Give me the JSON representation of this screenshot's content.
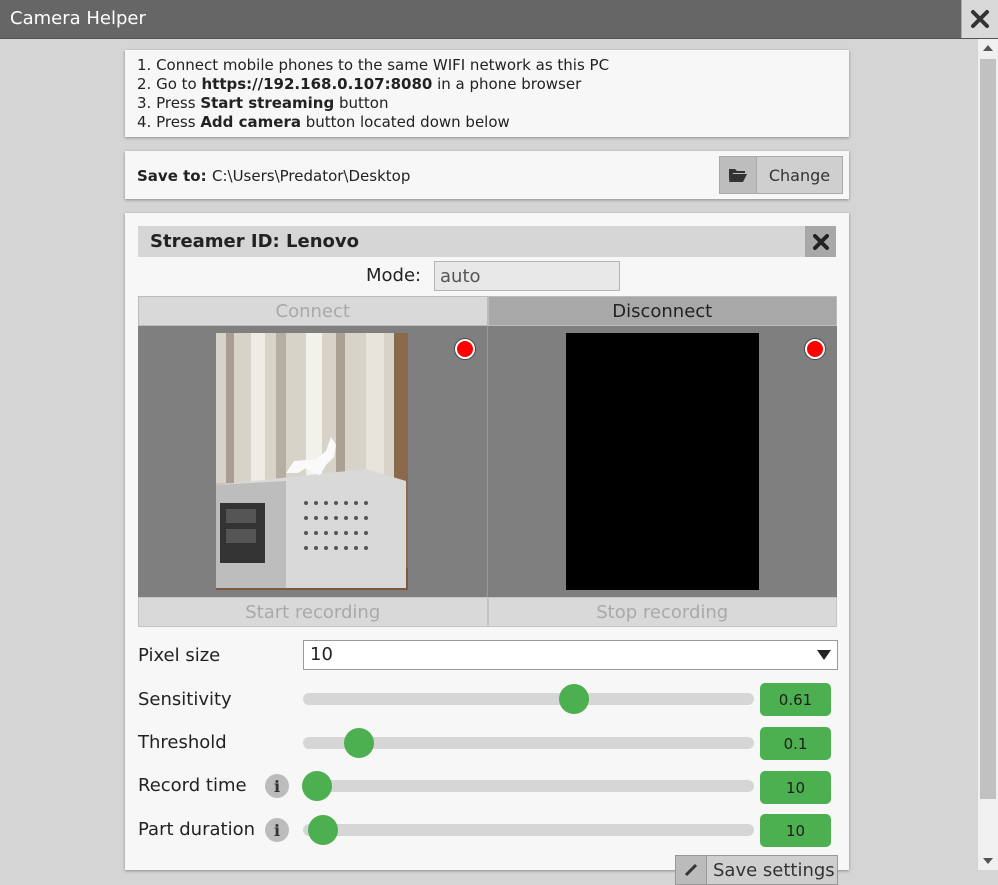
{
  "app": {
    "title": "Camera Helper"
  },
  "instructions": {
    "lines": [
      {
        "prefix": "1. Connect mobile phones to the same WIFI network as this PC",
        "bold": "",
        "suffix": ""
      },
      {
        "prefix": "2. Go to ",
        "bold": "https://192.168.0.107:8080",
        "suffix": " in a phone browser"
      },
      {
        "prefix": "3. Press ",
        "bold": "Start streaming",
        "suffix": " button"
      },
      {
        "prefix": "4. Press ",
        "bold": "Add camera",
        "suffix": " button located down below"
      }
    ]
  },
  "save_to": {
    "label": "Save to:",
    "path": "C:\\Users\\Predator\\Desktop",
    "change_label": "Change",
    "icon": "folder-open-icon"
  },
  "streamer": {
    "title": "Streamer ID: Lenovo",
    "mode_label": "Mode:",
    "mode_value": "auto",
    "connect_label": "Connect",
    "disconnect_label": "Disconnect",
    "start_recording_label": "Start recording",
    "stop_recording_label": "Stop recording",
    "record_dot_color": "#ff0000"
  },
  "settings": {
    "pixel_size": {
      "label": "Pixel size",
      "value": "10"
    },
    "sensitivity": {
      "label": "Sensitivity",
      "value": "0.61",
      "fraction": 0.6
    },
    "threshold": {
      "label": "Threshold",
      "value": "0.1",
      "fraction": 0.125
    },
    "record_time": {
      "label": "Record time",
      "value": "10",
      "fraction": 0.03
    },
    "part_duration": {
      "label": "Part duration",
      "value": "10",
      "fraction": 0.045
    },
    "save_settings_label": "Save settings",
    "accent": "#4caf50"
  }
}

+ + + + +

**TASK**
Pictures are to be left out; repeat all the remaining data exactly.

**ANSWER IN FULL**
Give me the JSON representation of this screenshot's content.
{
  "app": {
    "title": "Camera Helper"
  },
  "instructions": {
    "lines": [
      {
        "prefix": "1. Connect mobile phones to the same WIFI network as this PC",
        "bold": "",
        "suffix": ""
      },
      {
        "prefix": "2. Go to ",
        "bold": "https://192.168.0.107:8080",
        "suffix": " in a phone browser"
      },
      {
        "prefix": "3. Press ",
        "bold": "Start streaming",
        "suffix": " button"
      },
      {
        "prefix": "4. Press ",
        "bold": "Add camera",
        "suffix": " button located down below"
      }
    ]
  },
  "save_to": {
    "label": "Save to:",
    "path": "C:\\Users\\Predator\\Desktop",
    "change_label": "Change",
    "icon": "folder-open-icon"
  },
  "streamer": {
    "title": "Streamer ID: Lenovo",
    "mode_label": "Mode:",
    "mode_value": "auto",
    "connect_label": "Connect",
    "disconnect_label": "Disconnect",
    "start_recording_label": "Start recording",
    "stop_recording_label": "Stop recording",
    "record_dot_color": "#ff0000"
  },
  "settings": {
    "pixel_size": {
      "label": "Pixel size",
      "value": "10"
    },
    "sensitivity": {
      "label": "Sensitivity",
      "value": "0.61",
      "fraction": 0.6
    },
    "threshold": {
      "label": "Threshold",
      "value": "0.1",
      "fraction": 0.125
    },
    "record_time": {
      "label": "Record time",
      "value": "10",
      "fraction": 0.03
    },
    "part_duration": {
      "label": "Part duration",
      "value": "10",
      "fraction": 0.045
    },
    "save_settings_label": "Save settings",
    "accent": "#4caf50"
  }
}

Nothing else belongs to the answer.